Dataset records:
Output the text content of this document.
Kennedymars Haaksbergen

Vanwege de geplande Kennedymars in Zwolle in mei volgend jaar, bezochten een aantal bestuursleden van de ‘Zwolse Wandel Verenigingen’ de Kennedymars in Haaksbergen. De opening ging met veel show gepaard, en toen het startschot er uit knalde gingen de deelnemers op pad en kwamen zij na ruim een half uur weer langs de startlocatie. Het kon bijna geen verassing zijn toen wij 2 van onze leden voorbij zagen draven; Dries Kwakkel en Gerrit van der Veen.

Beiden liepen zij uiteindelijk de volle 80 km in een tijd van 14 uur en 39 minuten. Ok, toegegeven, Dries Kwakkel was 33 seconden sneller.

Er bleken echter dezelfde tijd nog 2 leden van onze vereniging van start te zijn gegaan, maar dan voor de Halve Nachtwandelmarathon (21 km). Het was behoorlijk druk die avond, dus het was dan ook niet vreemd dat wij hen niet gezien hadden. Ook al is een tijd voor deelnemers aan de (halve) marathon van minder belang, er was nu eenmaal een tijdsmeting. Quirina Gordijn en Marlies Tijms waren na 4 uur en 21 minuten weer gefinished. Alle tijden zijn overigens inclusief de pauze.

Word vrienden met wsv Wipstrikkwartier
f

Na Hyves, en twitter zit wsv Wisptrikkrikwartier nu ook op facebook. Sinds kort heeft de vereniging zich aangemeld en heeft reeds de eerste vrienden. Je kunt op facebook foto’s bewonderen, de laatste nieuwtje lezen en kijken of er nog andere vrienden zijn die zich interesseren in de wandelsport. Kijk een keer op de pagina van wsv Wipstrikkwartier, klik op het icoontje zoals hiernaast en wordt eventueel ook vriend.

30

__Work to do__
Report only the number of lines that hold the word "Haaksbergen".

__Exercise result__
2